**任务要求**
请将下列各行逐字照录，不得遗漏任何一行。

===== 原始各行

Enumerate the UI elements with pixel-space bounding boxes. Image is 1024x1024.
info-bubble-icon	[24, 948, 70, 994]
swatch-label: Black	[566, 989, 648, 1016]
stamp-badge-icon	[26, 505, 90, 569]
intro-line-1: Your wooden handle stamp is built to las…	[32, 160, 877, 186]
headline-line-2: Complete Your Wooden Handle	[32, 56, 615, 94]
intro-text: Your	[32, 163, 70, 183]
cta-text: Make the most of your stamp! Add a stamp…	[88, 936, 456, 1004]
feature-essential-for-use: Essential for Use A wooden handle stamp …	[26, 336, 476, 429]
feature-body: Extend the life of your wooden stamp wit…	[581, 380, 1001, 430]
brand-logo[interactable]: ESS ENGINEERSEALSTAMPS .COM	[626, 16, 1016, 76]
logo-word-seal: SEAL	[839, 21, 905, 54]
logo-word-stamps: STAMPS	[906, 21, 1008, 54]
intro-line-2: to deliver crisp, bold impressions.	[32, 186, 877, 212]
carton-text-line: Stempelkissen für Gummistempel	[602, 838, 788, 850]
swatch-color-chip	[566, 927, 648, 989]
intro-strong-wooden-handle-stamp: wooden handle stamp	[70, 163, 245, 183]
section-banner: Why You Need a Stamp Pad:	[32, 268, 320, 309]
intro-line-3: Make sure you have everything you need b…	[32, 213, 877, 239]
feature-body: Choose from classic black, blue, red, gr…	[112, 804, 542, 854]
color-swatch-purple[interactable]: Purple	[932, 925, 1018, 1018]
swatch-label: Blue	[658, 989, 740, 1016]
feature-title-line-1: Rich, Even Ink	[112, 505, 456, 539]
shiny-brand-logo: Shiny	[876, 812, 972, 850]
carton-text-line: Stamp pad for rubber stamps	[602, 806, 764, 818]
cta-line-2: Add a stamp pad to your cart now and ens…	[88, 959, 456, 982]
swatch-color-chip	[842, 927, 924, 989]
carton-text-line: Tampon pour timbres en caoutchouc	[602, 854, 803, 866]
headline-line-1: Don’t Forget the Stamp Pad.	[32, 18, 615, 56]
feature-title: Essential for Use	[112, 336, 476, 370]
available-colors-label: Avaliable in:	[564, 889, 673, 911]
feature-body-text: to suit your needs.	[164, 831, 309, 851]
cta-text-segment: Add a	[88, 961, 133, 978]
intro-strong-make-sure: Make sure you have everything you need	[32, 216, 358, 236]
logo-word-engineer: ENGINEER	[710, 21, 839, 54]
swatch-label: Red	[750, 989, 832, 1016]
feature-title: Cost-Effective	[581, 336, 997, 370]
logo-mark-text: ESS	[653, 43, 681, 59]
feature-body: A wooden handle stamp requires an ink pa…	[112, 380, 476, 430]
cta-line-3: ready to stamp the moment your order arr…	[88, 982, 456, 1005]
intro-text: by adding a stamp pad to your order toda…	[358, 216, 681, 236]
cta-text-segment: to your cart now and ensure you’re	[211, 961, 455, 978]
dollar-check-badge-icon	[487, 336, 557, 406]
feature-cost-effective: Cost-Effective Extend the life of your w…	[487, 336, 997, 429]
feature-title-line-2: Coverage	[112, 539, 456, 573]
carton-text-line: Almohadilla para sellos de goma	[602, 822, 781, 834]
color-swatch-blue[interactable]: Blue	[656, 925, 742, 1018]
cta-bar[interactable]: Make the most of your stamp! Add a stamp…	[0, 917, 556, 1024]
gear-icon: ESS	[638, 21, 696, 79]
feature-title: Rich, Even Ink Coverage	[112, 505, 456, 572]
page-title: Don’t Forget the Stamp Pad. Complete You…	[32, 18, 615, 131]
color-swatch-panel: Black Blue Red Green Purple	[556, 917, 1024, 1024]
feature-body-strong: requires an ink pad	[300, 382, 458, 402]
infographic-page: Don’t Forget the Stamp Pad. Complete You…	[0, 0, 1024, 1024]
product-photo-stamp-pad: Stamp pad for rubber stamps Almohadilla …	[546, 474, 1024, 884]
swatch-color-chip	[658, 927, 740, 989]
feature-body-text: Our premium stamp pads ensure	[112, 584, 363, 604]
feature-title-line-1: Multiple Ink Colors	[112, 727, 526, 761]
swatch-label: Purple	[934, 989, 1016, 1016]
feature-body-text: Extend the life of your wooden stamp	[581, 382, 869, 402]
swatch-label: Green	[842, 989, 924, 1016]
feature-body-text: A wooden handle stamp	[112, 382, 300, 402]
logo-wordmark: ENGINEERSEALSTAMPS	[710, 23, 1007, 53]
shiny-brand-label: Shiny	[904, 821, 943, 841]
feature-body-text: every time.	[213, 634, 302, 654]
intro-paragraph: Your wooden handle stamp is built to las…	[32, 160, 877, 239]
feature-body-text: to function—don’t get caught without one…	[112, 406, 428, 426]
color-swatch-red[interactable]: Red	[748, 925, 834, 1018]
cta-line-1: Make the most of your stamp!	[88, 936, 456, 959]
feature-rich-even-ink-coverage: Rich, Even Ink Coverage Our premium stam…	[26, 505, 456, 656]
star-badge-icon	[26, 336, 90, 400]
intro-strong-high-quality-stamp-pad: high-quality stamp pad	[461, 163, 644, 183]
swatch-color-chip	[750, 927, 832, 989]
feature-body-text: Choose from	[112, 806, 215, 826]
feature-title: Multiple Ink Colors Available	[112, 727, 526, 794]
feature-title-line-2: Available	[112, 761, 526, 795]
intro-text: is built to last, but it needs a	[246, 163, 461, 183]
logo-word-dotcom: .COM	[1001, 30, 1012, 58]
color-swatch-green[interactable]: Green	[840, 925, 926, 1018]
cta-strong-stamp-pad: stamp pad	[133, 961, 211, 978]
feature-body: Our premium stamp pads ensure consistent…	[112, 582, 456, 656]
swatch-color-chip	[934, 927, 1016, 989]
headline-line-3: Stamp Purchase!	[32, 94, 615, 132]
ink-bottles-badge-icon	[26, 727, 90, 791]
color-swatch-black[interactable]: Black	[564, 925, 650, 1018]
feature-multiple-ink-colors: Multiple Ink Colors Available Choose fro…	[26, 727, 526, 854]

==========

**参考答案**
Enumerate the UI elements with pixel-space bounding boxes. Image is 1024x1024.
info-bubble-icon	[24, 948, 70, 994]
swatch-label: Black	[566, 989, 648, 1016]
stamp-badge-icon	[26, 505, 90, 569]
intro-line-1: Your wooden handle stamp is built to las…	[32, 160, 877, 186]
headline-line-2: Complete Your Wooden Handle	[32, 56, 615, 94]
intro-text: Your	[32, 163, 70, 183]
cta-text: Make the most of your stamp! Add a stamp…	[88, 936, 456, 1004]
feature-essential-for-use: Essential for Use A wooden handle stamp …	[26, 336, 476, 429]
feature-body: Extend the life of your wooden stamp wit…	[581, 380, 1001, 430]
brand-logo[interactable]: ESS ENGINEERSEALSTAMPS .COM	[626, 16, 1016, 76]
logo-word-seal: SEAL	[839, 21, 905, 54]
logo-word-stamps: STAMPS	[906, 21, 1008, 54]
intro-line-2: to deliver crisp, bold impressions.	[32, 186, 877, 212]
carton-text-line: Stempelkissen für Gummistempel	[602, 838, 788, 850]
swatch-color-chip	[566, 927, 648, 989]
intro-strong-wooden-handle-stamp: wooden handle stamp	[70, 163, 245, 183]
section-banner: Why You Need a Stamp Pad:	[32, 268, 320, 309]
intro-line-3: Make sure you have everything you need b…	[32, 213, 877, 239]
feature-body: Choose from classic black, blue, red, gr…	[112, 804, 542, 854]
color-swatch-purple[interactable]: Purple	[932, 925, 1018, 1018]
swatch-label: Blue	[658, 989, 740, 1016]
feature-title-line-1: Rich, Even Ink	[112, 505, 456, 539]
shiny-brand-logo: Shiny	[876, 812, 972, 850]
carton-text-line: Stamp pad for rubber stamps	[602, 806, 764, 818]
cta-line-2: Add a stamp pad to your cart now and ens…	[88, 959, 456, 982]
swatch-color-chip	[842, 927, 924, 989]
carton-text-line: Tampon pour timbres en caoutchouc	[602, 854, 803, 866]
headline-line-1: Don’t Forget the Stamp Pad.	[32, 18, 615, 56]
feature-title: Essential for Use	[112, 336, 476, 370]
available-colors-label: Avaliable in:	[564, 889, 673, 911]
feature-body-text: to suit your needs.	[164, 831, 309, 851]
cta-text-segment: Add a	[88, 961, 133, 978]
intro-strong-make-sure: Make sure you have everything you need	[32, 216, 358, 236]
logo-word-engineer: ENGINEER	[710, 21, 839, 54]
swatch-label: Red	[750, 989, 832, 1016]
feature-title: Cost-Effective	[581, 336, 997, 370]
logo-mark-text: ESS	[653, 43, 681, 59]
feature-body: A wooden handle stamp requires an ink pa…	[112, 380, 476, 430]
cta-line-3: ready to stamp the moment your order arr…	[88, 982, 456, 1005]
intro-text: by adding a stamp pad to your order toda…	[358, 216, 681, 236]
cta-text-segment: to your cart now and ensure you’re	[211, 961, 455, 978]
dollar-check-badge-icon	[487, 336, 557, 406]
feature-cost-effective: Cost-Effective Extend the life of your w…	[487, 336, 997, 429]
feature-title-line-2: Coverage	[112, 539, 456, 573]
carton-text-line: Almohadilla para sellos de goma	[602, 822, 781, 834]
color-swatch-blue[interactable]: Blue	[656, 925, 742, 1018]
cta-bar[interactable]: Make the most of your stamp! Add a stamp…	[0, 917, 556, 1024]
gear-icon: ESS	[638, 21, 696, 79]
feature-title: Rich, Even Ink Coverage	[112, 505, 456, 572]
page-title: Don’t Forget the Stamp Pad. Complete You…	[32, 18, 615, 131]
color-swatch-panel: Black Blue Red Green Purple	[556, 917, 1024, 1024]
feature-body-strong: requires an ink pad	[300, 382, 458, 402]
infographic-page: Don’t Forget the Stamp Pad. Complete You…	[0, 0, 1024, 1024]
product-photo-stamp-pad: Stamp pad for rubber stamps Almohadilla …	[546, 474, 1024, 884]
swatch-color-chip	[658, 927, 740, 989]
feature-body-text: Our premium stamp pads ensure	[112, 584, 363, 604]
feature-title-line-1: Multiple Ink Colors	[112, 727, 526, 761]
swatch-label: Purple	[934, 989, 1016, 1016]
feature-body-text: Extend the life of your wooden stamp	[581, 382, 869, 402]
swatch-label: Green	[842, 989, 924, 1016]
feature-body-text: A wooden handle stamp	[112, 382, 300, 402]
logo-wordmark: ENGINEERSEALSTAMPS	[710, 23, 1007, 53]
shiny-brand-label: Shiny	[904, 821, 943, 841]
feature-body-text: every time.	[213, 634, 302, 654]
intro-paragraph: Your wooden handle stamp is built to las…	[32, 160, 877, 239]
feature-body-text: to function—don’t get caught without one…	[112, 406, 428, 426]
color-swatch-red[interactable]: Red	[748, 925, 834, 1018]
cta-line-1: Make the most of your stamp!	[88, 936, 456, 959]
feature-rich-even-ink-coverage: Rich, Even Ink Coverage Our premium stam…	[26, 505, 456, 656]
star-badge-icon	[26, 336, 90, 400]
intro-strong-high-quality-stamp-pad: high-quality stamp pad	[461, 163, 644, 183]
swatch-color-chip	[750, 927, 832, 989]
feature-body-text: Choose from	[112, 806, 215, 826]
feature-title: Multiple Ink Colors Available	[112, 727, 526, 794]
feature-title-line-2: Available	[112, 761, 526, 795]
intro-text: is built to last, but it needs a	[246, 163, 461, 183]
logo-word-dotcom: .COM	[1001, 30, 1012, 58]
color-swatch-green[interactable]: Green	[840, 925, 926, 1018]
cta-strong-stamp-pad: stamp pad	[133, 961, 211, 978]
feature-body: Our premium stamp pads ensure consistent…	[112, 582, 456, 656]
swatch-color-chip	[934, 927, 1016, 989]
headline-line-3: Stamp Purchase!	[32, 94, 615, 132]
ink-bottles-badge-icon	[26, 727, 90, 791]
color-swatch-black[interactable]: Black	[564, 925, 650, 1018]
feature-multiple-ink-colors: Multiple Ink Colors Available Choose fro…	[26, 727, 526, 854]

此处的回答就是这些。